-- Start Task inputs --

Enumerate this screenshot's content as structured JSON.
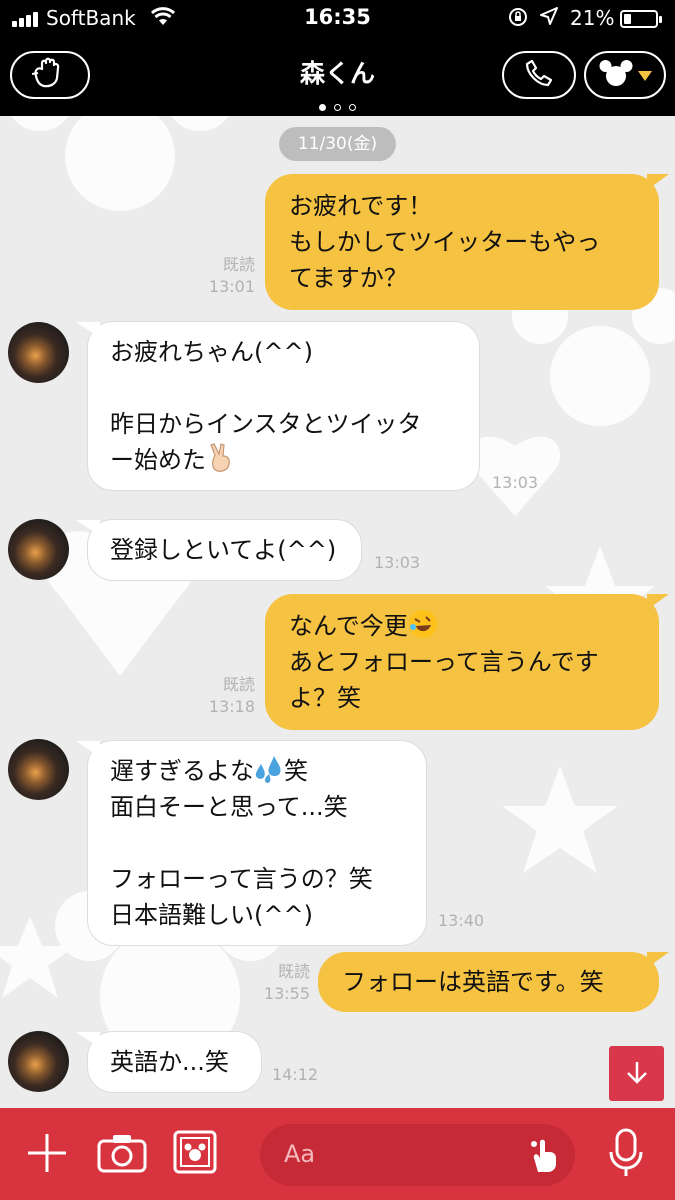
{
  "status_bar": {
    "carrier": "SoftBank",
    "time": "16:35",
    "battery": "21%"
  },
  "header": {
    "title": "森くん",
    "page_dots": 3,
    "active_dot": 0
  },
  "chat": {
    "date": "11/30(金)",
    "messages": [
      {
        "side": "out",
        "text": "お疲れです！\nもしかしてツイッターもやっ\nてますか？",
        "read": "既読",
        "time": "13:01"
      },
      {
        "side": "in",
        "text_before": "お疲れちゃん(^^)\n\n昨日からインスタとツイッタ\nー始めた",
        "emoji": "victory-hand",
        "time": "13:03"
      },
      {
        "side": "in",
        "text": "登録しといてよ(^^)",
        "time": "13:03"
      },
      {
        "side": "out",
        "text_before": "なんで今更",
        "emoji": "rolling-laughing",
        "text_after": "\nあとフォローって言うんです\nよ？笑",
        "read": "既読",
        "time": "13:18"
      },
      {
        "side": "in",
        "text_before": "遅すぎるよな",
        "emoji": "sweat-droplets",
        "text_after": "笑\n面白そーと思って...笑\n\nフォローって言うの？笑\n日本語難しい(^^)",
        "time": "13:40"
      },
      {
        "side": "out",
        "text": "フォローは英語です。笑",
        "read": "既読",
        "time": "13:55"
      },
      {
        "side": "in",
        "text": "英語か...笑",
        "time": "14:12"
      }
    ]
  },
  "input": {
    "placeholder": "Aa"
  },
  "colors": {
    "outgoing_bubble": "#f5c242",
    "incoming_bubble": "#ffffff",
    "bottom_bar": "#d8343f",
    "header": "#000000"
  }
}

-- End Task inputs --

■ **Exercise directions**
Quote every line of the records above exactly; no picture is to be copied.

■ **Exercise result**
Enumerate this screenshot's content as structured JSON.
{
  "status_bar": {
    "carrier": "SoftBank",
    "time": "16:35",
    "battery": "21%"
  },
  "header": {
    "title": "森くん",
    "page_dots": 3,
    "active_dot": 0
  },
  "chat": {
    "date": "11/30(金)",
    "messages": [
      {
        "side": "out",
        "text": "お疲れです！\nもしかしてツイッターもやっ\nてますか？",
        "read": "既読",
        "time": "13:01"
      },
      {
        "side": "in",
        "text_before": "お疲れちゃん(^^)\n\n昨日からインスタとツイッタ\nー始めた",
        "emoji": "victory-hand",
        "time": "13:03"
      },
      {
        "side": "in",
        "text": "登録しといてよ(^^)",
        "time": "13:03"
      },
      {
        "side": "out",
        "text_before": "なんで今更",
        "emoji": "rolling-laughing",
        "text_after": "\nあとフォローって言うんです\nよ？笑",
        "read": "既読",
        "time": "13:18"
      },
      {
        "side": "in",
        "text_before": "遅すぎるよな",
        "emoji": "sweat-droplets",
        "text_after": "笑\n面白そーと思って...笑\n\nフォローって言うの？笑\n日本語難しい(^^)",
        "time": "13:40"
      },
      {
        "side": "out",
        "text": "フォローは英語です。笑",
        "read": "既読",
        "time": "13:55"
      },
      {
        "side": "in",
        "text": "英語か...笑",
        "time": "14:12"
      }
    ]
  },
  "input": {
    "placeholder": "Aa"
  },
  "colors": {
    "outgoing_bubble": "#f5c242",
    "incoming_bubble": "#ffffff",
    "bottom_bar": "#d8343f",
    "header": "#000000"
  }
}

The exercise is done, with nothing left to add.